— START GIVEN ENTRIES —

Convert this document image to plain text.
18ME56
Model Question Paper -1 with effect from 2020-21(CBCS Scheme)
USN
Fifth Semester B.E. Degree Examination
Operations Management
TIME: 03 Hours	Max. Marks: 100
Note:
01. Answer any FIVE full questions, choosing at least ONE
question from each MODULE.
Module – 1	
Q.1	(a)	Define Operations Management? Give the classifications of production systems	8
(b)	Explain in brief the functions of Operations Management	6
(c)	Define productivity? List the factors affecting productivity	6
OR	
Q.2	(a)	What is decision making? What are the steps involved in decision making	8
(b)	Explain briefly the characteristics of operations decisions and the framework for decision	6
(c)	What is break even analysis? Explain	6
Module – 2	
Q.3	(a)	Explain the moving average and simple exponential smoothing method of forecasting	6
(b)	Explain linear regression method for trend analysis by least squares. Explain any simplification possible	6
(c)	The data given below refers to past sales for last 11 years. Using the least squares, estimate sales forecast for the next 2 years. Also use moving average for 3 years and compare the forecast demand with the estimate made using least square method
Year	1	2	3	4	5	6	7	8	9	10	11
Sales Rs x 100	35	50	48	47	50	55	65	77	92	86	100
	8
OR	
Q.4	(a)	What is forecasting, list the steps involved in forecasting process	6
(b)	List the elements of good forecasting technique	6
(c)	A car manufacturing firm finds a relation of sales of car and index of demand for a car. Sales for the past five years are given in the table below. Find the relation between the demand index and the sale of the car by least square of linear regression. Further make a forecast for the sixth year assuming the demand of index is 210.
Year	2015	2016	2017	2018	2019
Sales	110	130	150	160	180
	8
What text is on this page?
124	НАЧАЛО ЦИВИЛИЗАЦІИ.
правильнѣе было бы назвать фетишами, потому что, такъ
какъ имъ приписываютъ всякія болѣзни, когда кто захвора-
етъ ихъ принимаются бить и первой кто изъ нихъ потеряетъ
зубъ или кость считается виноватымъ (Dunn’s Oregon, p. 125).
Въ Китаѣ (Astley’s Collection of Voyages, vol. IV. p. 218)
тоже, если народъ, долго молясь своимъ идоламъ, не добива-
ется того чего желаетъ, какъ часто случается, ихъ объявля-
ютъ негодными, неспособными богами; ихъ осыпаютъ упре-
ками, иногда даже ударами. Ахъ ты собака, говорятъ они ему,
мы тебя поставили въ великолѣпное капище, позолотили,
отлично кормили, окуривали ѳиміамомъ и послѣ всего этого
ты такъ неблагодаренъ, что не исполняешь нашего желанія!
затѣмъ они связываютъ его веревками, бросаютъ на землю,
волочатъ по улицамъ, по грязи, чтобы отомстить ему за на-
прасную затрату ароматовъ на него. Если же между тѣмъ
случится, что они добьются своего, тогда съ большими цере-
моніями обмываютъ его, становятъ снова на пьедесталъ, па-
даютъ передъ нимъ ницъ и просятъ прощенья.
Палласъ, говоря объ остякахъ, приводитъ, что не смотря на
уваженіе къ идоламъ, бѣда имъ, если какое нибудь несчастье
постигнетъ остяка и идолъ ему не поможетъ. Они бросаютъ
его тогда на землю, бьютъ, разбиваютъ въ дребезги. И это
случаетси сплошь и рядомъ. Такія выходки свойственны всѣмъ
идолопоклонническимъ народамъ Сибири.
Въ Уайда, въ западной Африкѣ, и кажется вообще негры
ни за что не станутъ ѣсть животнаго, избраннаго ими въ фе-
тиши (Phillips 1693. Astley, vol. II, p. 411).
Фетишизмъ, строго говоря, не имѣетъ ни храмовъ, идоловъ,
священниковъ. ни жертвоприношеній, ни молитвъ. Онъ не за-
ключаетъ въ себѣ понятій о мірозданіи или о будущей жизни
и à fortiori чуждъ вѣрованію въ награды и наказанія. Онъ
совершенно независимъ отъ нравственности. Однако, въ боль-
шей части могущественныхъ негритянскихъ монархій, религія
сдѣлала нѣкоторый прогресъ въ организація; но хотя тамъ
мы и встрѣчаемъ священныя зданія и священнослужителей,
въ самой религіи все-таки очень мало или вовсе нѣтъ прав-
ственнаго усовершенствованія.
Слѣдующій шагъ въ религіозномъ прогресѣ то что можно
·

— END GIVEN ENTRIES —

_PROBLEM REQUIREMENTS_
Give back exactly the lines beginning at the one with "What text is on this page?" and ending at the final line of the material; both boundary lines belong in it.

_CORRECT OUTPUT_
What text is on this page?
124	НАЧАЛО ЦИВИЛИЗАЦІИ.
правильнѣе было бы назвать фетишами, потому что, такъ
какъ имъ приписываютъ всякія болѣзни, когда кто захвора-
етъ ихъ принимаются бить и первой кто изъ нихъ потеряетъ
зубъ или кость считается виноватымъ (Dunn’s Oregon, p. 125).
Въ Китаѣ (Astley’s Collection of Voyages, vol. IV. p. 218)
тоже, если народъ, долго молясь своимъ идоламъ, не добива-
ется того чего желаетъ, какъ часто случается, ихъ объявля-
ютъ негодными, неспособными богами; ихъ осыпаютъ упре-
ками, иногда даже ударами. Ахъ ты собака, говорятъ они ему,
мы тебя поставили въ великолѣпное капище, позолотили,
отлично кормили, окуривали ѳиміамомъ и послѣ всего этого
ты такъ неблагодаренъ, что не исполняешь нашего желанія!
затѣмъ они связываютъ его веревками, бросаютъ на землю,
волочатъ по улицамъ, по грязи, чтобы отомстить ему за на-
прасную затрату ароматовъ на него. Если же между тѣмъ
случится, что они добьются своего, тогда съ большими цере-
моніями обмываютъ его, становятъ снова на пьедесталъ, па-
даютъ передъ нимъ ницъ и просятъ прощенья.
Палласъ, говоря объ остякахъ, приводитъ, что не смотря на
уваженіе къ идоламъ, бѣда имъ, если какое нибудь несчастье
постигнетъ остяка и идолъ ему не поможетъ. Они бросаютъ
его тогда на землю, бьютъ, разбиваютъ въ дребезги. И это
случаетси сплошь и рядомъ. Такія выходки свойственны всѣмъ
идолопоклонническимъ народамъ Сибири.
Въ Уайда, въ западной Африкѣ, и кажется вообще негры
ни за что не станутъ ѣсть животнаго, избраннаго ими въ фе-
тиши (Phillips 1693. Astley, vol. II, p. 411).
Фетишизмъ, строго говоря, не имѣетъ ни храмовъ, идоловъ,
священниковъ. ни жертвоприношеній, ни молитвъ. Онъ не за-
ключаетъ въ себѣ понятій о мірозданіи или о будущей жизни
и à fortiori чуждъ вѣрованію въ награды и наказанія. Онъ
совершенно независимъ отъ нравственности. Однако, въ боль-
шей части могущественныхъ негритянскихъ монархій, религія
сдѣлала нѣкоторый прогресъ въ организація; но хотя тамъ
мы и встрѣчаемъ священныя зданія и священнослужителей,
въ самой религіи все-таки очень мало или вовсе нѣтъ прав-
ственнаго усовершенствованія.
Слѣдующій шагъ въ религіозномъ прогресѣ то что можно
·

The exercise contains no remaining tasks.